Rename "bank2-point" to "bank2-marker" wherever it occurs in the items below, and keep every other line the same. Omit the pictures from your reproduction.

##### Data in this exercise #####

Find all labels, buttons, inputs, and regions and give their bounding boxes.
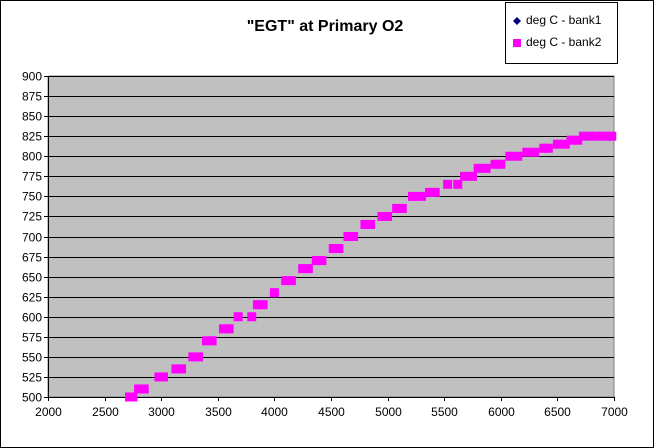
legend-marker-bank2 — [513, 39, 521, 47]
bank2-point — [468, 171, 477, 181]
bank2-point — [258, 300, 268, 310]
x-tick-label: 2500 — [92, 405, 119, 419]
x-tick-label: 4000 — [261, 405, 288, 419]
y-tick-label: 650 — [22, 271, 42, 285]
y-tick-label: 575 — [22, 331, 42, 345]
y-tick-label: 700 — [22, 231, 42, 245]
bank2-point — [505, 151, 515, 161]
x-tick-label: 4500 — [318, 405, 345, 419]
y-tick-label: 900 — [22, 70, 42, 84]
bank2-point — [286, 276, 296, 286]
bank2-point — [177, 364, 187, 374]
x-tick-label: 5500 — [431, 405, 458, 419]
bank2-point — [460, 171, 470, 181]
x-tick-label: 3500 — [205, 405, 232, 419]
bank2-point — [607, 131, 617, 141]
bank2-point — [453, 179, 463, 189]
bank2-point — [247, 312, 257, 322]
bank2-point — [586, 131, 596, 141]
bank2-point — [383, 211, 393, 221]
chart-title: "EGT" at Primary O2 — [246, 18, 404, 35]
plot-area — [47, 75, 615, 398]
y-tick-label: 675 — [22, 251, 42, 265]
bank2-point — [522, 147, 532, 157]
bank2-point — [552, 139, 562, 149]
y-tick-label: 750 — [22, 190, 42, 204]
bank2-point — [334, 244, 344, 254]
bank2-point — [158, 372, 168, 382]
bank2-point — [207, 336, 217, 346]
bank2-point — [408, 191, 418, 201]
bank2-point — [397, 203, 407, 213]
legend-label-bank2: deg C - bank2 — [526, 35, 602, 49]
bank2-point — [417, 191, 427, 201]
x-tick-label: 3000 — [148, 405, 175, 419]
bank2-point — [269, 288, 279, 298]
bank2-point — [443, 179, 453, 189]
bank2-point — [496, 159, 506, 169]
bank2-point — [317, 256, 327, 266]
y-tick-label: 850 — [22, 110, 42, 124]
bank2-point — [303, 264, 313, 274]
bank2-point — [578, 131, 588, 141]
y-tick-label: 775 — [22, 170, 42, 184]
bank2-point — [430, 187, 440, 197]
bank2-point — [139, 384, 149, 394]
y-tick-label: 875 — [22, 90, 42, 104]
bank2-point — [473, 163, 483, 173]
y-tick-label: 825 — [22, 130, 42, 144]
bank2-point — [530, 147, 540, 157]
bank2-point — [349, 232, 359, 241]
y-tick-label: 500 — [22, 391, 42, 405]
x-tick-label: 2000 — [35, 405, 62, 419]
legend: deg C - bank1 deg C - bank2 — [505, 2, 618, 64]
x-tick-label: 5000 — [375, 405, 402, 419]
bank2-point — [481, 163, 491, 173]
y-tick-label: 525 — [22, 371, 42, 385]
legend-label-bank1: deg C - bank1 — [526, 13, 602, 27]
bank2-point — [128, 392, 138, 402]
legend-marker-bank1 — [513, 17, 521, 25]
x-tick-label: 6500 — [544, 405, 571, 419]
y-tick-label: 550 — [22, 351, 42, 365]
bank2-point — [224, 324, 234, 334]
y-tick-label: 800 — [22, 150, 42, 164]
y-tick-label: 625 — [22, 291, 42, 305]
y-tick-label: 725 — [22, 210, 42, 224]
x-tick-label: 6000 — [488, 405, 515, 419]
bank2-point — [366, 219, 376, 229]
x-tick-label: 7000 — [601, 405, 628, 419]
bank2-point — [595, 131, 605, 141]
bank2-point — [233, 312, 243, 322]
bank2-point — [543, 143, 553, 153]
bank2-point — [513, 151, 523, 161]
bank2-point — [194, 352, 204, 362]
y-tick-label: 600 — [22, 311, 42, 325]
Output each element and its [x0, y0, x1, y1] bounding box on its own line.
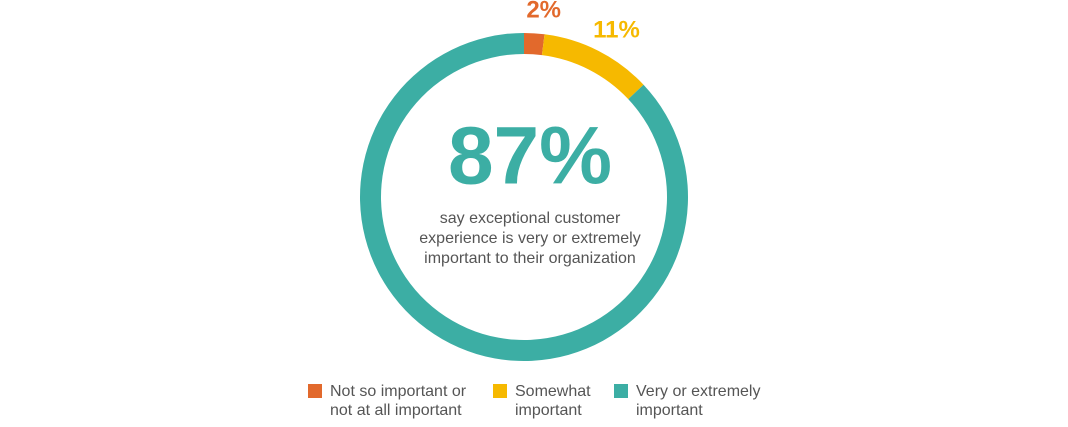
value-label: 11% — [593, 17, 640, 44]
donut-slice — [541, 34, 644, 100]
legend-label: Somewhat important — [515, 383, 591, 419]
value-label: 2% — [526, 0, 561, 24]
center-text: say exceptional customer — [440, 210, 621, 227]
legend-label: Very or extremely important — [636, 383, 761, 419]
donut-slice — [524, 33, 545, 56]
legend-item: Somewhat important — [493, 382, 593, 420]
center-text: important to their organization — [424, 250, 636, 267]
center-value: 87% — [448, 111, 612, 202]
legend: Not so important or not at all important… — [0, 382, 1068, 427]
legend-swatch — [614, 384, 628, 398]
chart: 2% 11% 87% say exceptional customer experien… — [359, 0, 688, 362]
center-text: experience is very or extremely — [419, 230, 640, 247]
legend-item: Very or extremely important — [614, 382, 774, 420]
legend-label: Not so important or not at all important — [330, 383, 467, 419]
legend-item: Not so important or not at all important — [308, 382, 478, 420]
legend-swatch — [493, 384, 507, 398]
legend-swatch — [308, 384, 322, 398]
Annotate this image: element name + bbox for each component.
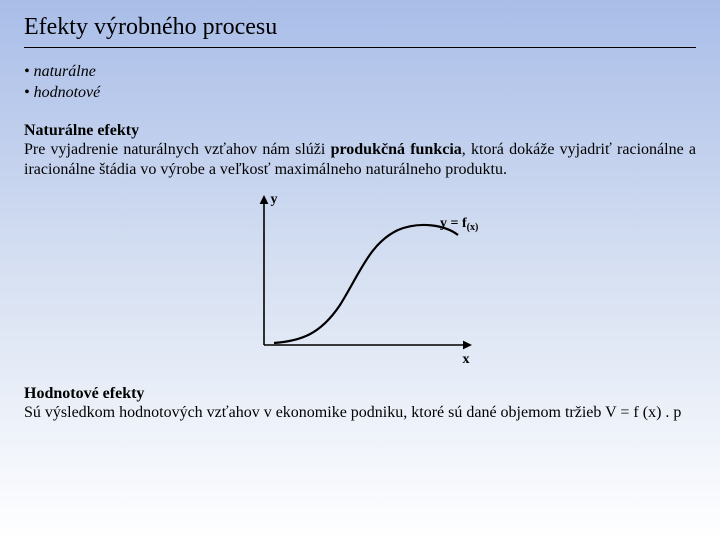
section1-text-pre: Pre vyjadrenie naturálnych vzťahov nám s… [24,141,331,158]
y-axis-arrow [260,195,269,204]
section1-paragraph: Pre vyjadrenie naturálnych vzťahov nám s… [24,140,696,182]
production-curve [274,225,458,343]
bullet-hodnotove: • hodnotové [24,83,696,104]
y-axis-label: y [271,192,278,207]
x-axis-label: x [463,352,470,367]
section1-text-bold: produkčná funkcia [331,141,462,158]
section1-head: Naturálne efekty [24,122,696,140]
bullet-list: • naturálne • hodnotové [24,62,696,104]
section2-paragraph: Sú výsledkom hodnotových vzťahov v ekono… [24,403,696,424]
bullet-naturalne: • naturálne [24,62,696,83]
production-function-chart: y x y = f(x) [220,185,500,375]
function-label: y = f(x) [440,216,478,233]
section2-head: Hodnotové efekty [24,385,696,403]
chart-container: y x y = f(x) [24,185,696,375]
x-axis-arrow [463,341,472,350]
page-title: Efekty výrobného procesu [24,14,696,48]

#####

Response for this exercise ->
Find all labels, buttons, inputs, and regions and give their bounding boxes.
legend-marker-bank2 — [513, 39, 521, 47]
bank2-marker — [468, 171, 477, 181]
bank2-marker — [258, 300, 268, 310]
x-tick-label: 2500 — [92, 405, 119, 419]
x-tick-label: 4000 — [261, 405, 288, 419]
y-tick-label: 650 — [22, 271, 42, 285]
y-tick-label: 575 — [22, 331, 42, 345]
y-tick-label: 700 — [22, 231, 42, 245]
bank2-marker — [505, 151, 515, 161]
x-tick-label: 4500 — [318, 405, 345, 419]
y-tick-label: 900 — [22, 70, 42, 84]
bank2-marker — [286, 276, 296, 286]
bank2-marker — [177, 364, 187, 374]
x-tick-label: 5500 — [431, 405, 458, 419]
bank2-marker — [460, 171, 470, 181]
x-tick-label: 3500 — [205, 405, 232, 419]
bank2-marker — [607, 131, 617, 141]
bank2-marker — [453, 179, 463, 189]
bank2-marker — [247, 312, 257, 322]
bank2-marker — [586, 131, 596, 141]
bank2-marker — [383, 211, 393, 221]
chart-title: "EGT" at Primary O2 — [246, 18, 404, 35]
plot-area — [47, 75, 615, 398]
y-tick-label: 675 — [22, 251, 42, 265]
bank2-marker — [522, 147, 532, 157]
bank2-marker — [552, 139, 562, 149]
y-tick-label: 750 — [22, 190, 42, 204]
bank2-marker — [334, 244, 344, 254]
bank2-marker — [158, 372, 168, 382]
bank2-marker — [207, 336, 217, 346]
bank2-marker — [408, 191, 418, 201]
bank2-marker — [397, 203, 407, 213]
legend-label-bank2: deg C - bank2 — [526, 35, 602, 49]
bank2-marker — [417, 191, 427, 201]
x-tick-label: 3000 — [148, 405, 175, 419]
bank2-marker — [269, 288, 279, 298]
bank2-marker — [443, 179, 453, 189]
bank2-marker — [496, 159, 506, 169]
bank2-marker — [317, 256, 327, 266]
y-tick-label: 850 — [22, 110, 42, 124]
bank2-marker — [303, 264, 313, 274]
bank2-marker — [578, 131, 588, 141]
y-tick-label: 775 — [22, 170, 42, 184]
bank2-marker — [430, 187, 440, 197]
bank2-marker — [139, 384, 149, 394]
y-tick-label: 875 — [22, 90, 42, 104]
bank2-marker — [473, 163, 483, 173]
y-tick-label: 825 — [22, 130, 42, 144]
bank2-marker — [530, 147, 540, 157]
bank2-marker — [349, 232, 359, 241]
y-tick-label: 500 — [22, 391, 42, 405]
x-tick-label: 2000 — [35, 405, 62, 419]
legend: deg C - bank1 deg C - bank2 — [505, 2, 618, 64]
x-tick-label: 5000 — [375, 405, 402, 419]
bank2-marker — [481, 163, 491, 173]
y-tick-label: 525 — [22, 371, 42, 385]
legend-label-bank1: deg C - bank1 — [526, 13, 602, 27]
bank2-marker — [128, 392, 138, 402]
legend-marker-bank1 — [513, 17, 521, 25]
x-tick-label: 6500 — [544, 405, 571, 419]
y-tick-label: 550 — [22, 351, 42, 365]
bank2-marker — [224, 324, 234, 334]
y-tick-label: 800 — [22, 150, 42, 164]
y-tick-label: 625 — [22, 291, 42, 305]
y-tick-label: 725 — [22, 210, 42, 224]
x-tick-label: 6000 — [488, 405, 515, 419]
bank2-marker — [366, 219, 376, 229]
x-tick-label: 7000 — [601, 405, 628, 419]
bank2-marker — [595, 131, 605, 141]
bank2-marker — [233, 312, 243, 322]
bank2-marker — [543, 143, 553, 153]
bank2-marker — [513, 151, 523, 161]
bank2-marker — [194, 352, 204, 362]
y-tick-label: 600 — [22, 311, 42, 325]
Output each element and its [x0, y0, x1, y1] bounding box on its own line.
value-label: 11% — [593, 17, 640, 44]
donut-slice — [541, 34, 644, 100]
legend-label: Somewhat important — [515, 383, 591, 419]
value-label: 2% — [526, 0, 561, 24]
center-text: say exceptional customer — [440, 210, 621, 227]
legend-label: Very or extremely important — [636, 383, 761, 419]
donut-slice — [524, 33, 545, 56]
legend-item: Somewhat important — [493, 382, 593, 420]
center-text: important to their organization — [424, 250, 636, 267]
center-value: 87% — [448, 111, 612, 202]
legend: Not so important or not at all important… — [0, 382, 1068, 427]
legend-swatch — [614, 384, 628, 398]
chart: 2% 11% 87% say exceptional customer experien… — [359, 0, 688, 362]
center-text: experience is very or extremely — [419, 230, 640, 247]
legend-item: Very or extremely important — [614, 382, 774, 420]
legend-label: Not so important or not at all important — [330, 383, 467, 419]
legend-item: Not so important or not at all important — [308, 382, 478, 420]
legend-swatch — [493, 384, 507, 398]
legend-swatch — [308, 384, 322, 398]
Annotate this image: element name + bbox for each component.
section1-text-pre: Pre vyjadrenie naturálnych vzťahov nám s… [24,141,331,158]
y-axis-arrow [260,195,269,204]
section1-paragraph: Pre vyjadrenie naturálnych vzťahov nám s… [24,140,696,182]
production-curve [274,225,458,343]
bullet-hodnotove: • hodnotové [24,83,696,104]
y-axis-label: y [271,192,278,207]
x-axis-label: x [463,352,470,367]
section1-text-bold: produkčná funkcia [331,141,462,158]
section1-head: Naturálne efekty [24,122,696,140]
bullet-list: • naturálne • hodnotové [24,62,696,104]
section2-paragraph: Sú výsledkom hodnotových vzťahov v ekono… [24,403,696,424]
bullet-naturalne: • naturálne [24,62,696,83]
production-function-chart: y x y = f(x) [220,185,500,375]
function-label: y = f(x) [440,216,478,233]
section2-head: Hodnotové efekty [24,385,696,403]
chart-container: y x y = f(x) [24,185,696,375]
x-axis-arrow [463,341,472,350]
page-title: Efekty výrobného procesu [24,14,696,48]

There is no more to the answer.